* WHAT TO WORK ON
Search the data for the string "гларгин" and gather each line it is in.

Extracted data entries

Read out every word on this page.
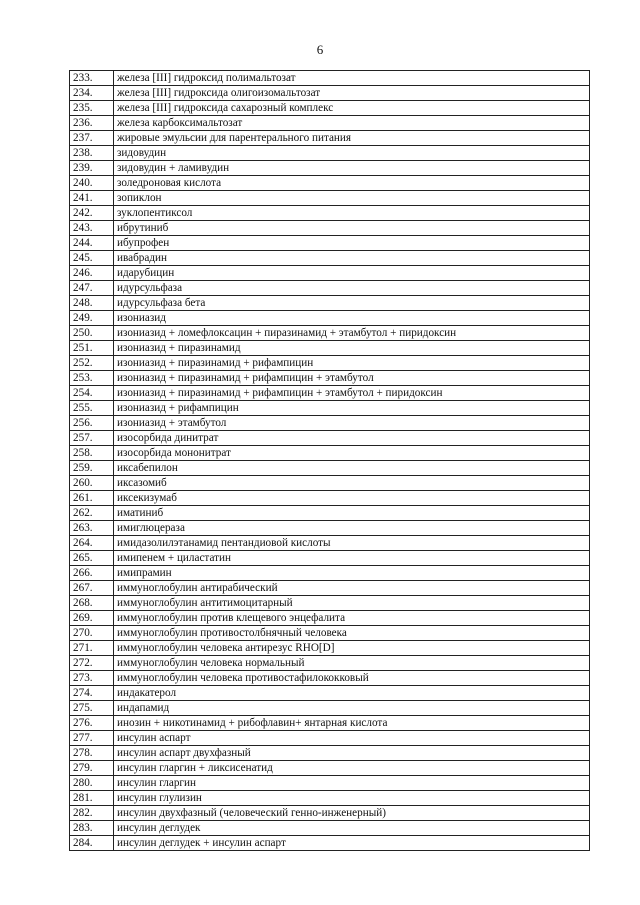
6
233.	железа [III] гидроксид полимальтозат
234.	железа [III] гидроксида олигоизомальтозат
235.	железа [III] гидроксида сахарозный комплекс
236.	железа карбоксимальтозат
237.	жировые эмульсии для парентерального питания
238.	зидовудин
239.	зидовудин + ламивудин
240.	золедроновая кислота
241.	зопиклон
242.	зуклопентиксол
243.	ибрутиниб
244.	ибупрофен
245.	ивабрадин
246.	идарубицин
247.	идурсульфаза
248.	идурсульфаза бета
249.	изониазид
250.	изониазид + ломефлоксацин + пиразинамид + этамбутол + пиридоксин
251.	изониазид + пиразинамид
252.	изониазид + пиразинамид + рифампицин
253.	изониазид + пиразинамид + рифампицин + этамбутол
254.	изониазид + пиразинамид + рифампицин + этамбутол + пиридоксин
255.	изониазид + рифампицин
256.	изониазид + этамбутол
257.	изосорбида динитрат
258.	изосорбида мононитрат
259.	иксабепилон
260.	иксазомиб
261.	иксекизумаб
262.	иматиниб
263.	имиглюцераза
264.	имидазолилэтанамид пентандиовой кислоты
265.	имипенем + циластатин
266.	имипрамин
267.	иммуноглобулин антирабический
268.	иммуноглобулин антитимоцитарный
269.	иммуноглобулин против клещевого энцефалита
270.	иммуноглобулин противостолбнячный человека
271.	иммуноглобулин человека антирезус RHO[D]
272.	иммуноглобулин человека нормальный
273.	иммуноглобулин человека противостафилококковый
274.	индакатерол
275.	индапамид
276.	инозин + никотинамид + рибофлавин+ янтарная кислота
277.	инсулин аспарт
278.	инсулин аспарт двухфазный
279.	инсулин гларгин + ликсисенатид
280.	инсулин гларгин
281.	инсулин глулизин
282.	инсулин двухфазный (человеческий генно-инженерный)
283.	инсулин деглудек
284.	инсулин деглудек + инсулин аспарт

* RESPONSE
279.	инсулин гларгин + ликсисенатид
280.	инсулин гларгин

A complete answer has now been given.